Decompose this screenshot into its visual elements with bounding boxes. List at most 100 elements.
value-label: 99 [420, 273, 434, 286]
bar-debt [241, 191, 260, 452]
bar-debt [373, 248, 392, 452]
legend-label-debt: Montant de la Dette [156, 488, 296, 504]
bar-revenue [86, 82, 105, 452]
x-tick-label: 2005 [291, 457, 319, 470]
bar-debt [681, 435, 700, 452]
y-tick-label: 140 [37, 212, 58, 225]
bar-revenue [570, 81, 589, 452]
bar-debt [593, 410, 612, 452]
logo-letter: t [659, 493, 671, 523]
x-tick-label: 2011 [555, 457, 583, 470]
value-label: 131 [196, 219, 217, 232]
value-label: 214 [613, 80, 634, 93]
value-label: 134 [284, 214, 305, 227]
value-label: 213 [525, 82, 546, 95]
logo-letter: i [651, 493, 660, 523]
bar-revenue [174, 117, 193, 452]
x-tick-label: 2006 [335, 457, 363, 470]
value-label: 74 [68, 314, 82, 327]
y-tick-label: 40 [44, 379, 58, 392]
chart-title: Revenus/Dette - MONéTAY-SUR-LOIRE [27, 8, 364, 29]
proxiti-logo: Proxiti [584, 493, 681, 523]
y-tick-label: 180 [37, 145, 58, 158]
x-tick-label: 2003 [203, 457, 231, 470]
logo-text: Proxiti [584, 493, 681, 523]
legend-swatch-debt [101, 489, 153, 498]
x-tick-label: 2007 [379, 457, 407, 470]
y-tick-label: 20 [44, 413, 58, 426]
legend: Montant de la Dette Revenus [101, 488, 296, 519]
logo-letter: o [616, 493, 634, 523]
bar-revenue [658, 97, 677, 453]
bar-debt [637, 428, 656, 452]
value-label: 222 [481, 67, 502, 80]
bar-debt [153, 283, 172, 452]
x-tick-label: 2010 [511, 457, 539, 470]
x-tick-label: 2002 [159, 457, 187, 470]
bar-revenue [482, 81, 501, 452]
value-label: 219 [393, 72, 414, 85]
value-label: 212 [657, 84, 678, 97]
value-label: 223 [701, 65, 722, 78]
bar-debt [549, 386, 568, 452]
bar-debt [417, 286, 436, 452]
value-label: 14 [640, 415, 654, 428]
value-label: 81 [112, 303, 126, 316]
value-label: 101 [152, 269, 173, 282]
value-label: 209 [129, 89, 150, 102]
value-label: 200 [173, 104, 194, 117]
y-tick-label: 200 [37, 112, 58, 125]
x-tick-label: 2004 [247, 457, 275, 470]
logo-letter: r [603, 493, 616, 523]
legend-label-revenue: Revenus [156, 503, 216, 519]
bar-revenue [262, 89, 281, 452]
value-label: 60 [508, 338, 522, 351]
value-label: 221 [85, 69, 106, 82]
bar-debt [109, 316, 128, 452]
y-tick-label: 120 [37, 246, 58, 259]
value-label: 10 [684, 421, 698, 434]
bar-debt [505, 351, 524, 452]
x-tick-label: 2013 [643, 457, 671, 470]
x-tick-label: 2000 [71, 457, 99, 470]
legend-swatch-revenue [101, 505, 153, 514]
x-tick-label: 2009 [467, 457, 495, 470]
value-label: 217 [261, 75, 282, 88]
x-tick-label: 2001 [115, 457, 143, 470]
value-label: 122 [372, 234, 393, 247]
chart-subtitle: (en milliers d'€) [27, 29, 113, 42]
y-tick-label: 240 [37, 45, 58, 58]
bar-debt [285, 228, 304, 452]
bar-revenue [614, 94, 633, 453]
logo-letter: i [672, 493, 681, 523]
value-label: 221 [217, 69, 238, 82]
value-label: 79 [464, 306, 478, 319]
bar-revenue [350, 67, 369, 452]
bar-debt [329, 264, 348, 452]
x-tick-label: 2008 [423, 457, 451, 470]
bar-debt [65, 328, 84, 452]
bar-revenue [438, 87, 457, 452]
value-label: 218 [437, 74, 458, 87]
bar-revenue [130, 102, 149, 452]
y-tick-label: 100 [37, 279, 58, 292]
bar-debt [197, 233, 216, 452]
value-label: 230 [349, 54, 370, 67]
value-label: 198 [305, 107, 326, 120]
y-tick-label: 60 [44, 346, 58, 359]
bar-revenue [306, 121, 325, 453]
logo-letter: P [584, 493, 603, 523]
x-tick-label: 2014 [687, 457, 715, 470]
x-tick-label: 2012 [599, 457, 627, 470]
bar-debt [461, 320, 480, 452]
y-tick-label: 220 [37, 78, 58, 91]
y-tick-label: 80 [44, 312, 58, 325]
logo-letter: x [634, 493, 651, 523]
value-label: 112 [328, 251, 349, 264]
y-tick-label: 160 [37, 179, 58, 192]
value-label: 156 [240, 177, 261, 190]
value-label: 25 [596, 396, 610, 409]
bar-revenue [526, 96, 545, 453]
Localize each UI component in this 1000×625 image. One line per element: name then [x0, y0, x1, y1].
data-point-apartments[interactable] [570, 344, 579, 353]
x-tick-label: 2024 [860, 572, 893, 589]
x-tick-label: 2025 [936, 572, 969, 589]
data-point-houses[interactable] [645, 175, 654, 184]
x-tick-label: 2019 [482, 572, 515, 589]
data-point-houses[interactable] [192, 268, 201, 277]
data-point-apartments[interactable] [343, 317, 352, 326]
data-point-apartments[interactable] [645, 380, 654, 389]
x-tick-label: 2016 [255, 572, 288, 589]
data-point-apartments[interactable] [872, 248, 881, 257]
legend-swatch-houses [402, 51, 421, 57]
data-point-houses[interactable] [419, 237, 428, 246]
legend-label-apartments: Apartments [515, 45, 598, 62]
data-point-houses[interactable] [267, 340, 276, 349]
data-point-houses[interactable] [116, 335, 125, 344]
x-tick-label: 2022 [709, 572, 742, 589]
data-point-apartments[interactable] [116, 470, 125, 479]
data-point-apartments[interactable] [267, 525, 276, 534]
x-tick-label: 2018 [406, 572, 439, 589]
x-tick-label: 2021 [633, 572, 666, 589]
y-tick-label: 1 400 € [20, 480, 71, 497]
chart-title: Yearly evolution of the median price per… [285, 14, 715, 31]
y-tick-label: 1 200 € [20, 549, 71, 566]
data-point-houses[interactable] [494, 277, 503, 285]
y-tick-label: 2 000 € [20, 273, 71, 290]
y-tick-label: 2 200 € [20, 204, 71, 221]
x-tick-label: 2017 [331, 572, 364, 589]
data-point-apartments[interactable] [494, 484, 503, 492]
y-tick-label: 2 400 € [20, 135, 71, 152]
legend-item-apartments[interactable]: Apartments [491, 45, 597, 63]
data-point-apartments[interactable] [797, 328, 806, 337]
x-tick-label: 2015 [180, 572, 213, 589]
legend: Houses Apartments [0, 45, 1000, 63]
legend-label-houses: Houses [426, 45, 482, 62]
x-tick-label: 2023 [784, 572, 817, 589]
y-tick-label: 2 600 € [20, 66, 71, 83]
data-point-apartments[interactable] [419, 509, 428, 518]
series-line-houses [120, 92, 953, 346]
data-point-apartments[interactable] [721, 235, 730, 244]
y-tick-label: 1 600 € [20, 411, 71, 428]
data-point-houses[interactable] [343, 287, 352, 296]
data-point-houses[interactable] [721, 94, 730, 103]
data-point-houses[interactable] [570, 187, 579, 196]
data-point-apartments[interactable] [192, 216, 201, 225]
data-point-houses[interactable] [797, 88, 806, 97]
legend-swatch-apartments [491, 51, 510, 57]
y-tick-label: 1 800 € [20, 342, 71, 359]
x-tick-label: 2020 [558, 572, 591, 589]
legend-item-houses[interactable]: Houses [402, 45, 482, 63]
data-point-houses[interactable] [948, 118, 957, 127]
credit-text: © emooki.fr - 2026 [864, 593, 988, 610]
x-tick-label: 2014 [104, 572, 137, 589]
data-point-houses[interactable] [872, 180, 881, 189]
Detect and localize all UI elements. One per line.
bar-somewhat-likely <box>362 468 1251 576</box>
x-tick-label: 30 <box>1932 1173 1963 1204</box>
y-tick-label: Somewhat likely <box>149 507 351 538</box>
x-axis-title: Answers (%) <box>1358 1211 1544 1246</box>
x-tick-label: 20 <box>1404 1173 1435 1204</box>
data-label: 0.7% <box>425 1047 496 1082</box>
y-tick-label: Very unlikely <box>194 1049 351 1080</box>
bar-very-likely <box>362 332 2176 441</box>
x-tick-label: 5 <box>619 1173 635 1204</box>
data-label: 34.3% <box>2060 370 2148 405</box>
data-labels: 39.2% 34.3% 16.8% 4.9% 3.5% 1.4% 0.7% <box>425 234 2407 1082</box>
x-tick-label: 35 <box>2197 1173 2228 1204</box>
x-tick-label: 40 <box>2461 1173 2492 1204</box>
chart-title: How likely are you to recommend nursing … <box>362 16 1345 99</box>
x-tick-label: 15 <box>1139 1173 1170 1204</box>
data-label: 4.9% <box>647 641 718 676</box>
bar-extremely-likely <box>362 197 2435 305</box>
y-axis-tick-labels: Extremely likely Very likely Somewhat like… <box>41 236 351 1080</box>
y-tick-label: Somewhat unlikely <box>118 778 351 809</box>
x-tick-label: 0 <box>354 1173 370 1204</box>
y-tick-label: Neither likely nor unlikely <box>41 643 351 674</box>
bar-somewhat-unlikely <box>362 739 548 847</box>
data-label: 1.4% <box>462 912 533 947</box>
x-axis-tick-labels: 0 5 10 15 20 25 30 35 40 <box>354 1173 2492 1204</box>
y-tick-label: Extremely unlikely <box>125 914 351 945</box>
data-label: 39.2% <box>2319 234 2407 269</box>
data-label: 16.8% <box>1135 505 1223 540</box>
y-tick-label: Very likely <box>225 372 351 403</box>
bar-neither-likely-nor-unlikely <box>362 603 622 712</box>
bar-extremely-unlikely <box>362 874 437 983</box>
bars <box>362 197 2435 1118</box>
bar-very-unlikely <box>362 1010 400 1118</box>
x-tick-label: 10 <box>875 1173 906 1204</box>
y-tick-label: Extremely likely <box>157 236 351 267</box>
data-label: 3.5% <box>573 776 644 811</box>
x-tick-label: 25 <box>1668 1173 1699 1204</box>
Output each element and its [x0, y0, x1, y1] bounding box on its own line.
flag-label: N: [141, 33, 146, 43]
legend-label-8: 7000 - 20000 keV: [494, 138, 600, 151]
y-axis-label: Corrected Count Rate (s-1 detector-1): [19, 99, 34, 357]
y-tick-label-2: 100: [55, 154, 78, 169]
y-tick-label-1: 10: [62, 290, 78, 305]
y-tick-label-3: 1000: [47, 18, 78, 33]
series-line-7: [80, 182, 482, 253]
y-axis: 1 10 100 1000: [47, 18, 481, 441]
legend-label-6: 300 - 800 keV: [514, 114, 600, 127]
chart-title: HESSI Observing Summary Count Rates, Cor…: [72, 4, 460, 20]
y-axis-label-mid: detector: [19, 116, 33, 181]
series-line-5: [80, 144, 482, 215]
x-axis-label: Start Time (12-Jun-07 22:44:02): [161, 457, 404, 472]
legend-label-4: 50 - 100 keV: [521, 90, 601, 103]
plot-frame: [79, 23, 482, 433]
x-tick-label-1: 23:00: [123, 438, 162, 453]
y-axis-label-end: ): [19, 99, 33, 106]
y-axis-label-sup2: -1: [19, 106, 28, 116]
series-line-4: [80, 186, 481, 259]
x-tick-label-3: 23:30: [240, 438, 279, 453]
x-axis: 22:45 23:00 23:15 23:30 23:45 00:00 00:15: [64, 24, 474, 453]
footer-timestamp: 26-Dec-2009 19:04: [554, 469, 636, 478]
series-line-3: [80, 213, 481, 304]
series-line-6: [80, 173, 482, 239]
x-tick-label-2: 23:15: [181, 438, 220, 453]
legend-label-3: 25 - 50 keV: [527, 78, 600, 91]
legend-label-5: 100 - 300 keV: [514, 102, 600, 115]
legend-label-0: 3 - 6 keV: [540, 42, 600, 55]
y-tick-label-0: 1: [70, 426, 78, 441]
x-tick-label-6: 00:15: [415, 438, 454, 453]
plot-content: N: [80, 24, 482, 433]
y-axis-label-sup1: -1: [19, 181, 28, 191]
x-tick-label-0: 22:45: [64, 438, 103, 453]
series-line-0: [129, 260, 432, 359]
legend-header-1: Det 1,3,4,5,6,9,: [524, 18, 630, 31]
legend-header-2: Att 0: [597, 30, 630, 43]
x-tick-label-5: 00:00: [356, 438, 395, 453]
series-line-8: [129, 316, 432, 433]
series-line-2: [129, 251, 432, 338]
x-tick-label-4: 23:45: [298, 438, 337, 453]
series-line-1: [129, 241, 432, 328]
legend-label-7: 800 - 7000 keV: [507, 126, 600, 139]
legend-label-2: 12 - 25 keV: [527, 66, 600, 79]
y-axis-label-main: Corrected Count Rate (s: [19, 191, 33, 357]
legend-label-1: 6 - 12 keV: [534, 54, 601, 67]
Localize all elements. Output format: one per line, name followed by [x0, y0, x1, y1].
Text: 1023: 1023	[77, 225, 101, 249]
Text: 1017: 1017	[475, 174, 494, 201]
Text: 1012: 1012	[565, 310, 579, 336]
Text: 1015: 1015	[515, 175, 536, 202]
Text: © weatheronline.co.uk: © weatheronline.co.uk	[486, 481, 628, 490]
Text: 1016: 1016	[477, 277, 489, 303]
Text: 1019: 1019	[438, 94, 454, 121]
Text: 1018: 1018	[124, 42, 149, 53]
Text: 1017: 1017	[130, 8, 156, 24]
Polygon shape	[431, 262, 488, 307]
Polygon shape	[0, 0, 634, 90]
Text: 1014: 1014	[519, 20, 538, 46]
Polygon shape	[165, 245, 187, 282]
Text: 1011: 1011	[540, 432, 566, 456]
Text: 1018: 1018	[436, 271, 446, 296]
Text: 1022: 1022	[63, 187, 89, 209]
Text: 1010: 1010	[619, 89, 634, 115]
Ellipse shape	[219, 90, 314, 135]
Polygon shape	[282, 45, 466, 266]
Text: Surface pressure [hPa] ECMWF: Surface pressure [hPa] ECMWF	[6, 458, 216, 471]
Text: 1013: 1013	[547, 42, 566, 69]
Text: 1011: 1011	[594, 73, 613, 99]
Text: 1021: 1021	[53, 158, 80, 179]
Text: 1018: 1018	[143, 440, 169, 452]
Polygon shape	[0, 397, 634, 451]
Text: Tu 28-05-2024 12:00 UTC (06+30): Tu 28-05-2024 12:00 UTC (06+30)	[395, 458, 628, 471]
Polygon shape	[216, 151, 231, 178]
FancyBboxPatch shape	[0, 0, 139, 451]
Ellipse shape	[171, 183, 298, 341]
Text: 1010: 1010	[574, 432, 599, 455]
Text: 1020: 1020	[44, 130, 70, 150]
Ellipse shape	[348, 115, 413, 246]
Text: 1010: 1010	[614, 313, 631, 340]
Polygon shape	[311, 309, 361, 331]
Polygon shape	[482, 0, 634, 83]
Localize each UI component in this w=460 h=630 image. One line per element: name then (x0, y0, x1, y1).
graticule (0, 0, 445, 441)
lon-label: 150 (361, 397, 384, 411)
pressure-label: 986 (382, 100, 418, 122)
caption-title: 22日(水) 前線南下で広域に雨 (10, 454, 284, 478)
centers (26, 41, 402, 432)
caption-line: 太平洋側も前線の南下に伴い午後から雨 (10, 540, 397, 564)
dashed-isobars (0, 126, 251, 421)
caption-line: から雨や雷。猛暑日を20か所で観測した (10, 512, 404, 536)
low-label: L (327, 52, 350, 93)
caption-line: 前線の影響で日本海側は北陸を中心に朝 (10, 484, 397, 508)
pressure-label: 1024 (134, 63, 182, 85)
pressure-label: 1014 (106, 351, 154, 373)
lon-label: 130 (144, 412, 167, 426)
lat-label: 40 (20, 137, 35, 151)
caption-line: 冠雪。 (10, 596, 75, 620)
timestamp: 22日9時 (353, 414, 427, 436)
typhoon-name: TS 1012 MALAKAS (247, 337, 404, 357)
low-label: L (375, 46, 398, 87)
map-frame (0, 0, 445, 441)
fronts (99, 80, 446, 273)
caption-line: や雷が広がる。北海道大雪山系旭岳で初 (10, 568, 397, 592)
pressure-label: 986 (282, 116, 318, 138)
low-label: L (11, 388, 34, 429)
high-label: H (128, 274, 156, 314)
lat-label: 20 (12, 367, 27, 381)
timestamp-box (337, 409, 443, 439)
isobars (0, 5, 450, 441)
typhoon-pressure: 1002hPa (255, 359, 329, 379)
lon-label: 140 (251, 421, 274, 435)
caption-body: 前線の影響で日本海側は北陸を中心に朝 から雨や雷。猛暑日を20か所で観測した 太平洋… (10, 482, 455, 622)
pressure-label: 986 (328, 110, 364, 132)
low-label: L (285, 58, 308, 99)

++++++++++

● **What to work on**
Update everything from the start of the listing down to the line with "bar-debt [373, 248, 392, 452]", replacing "screenshot" with "image" and keeping everything else the same.

● **Expected answer**
Decompose this image into its visual elements with bounding boxes. List at most 100 elements.
value-label: 99 [420, 273, 434, 286]
bar-debt [241, 191, 260, 452]
bar-debt [373, 248, 392, 452]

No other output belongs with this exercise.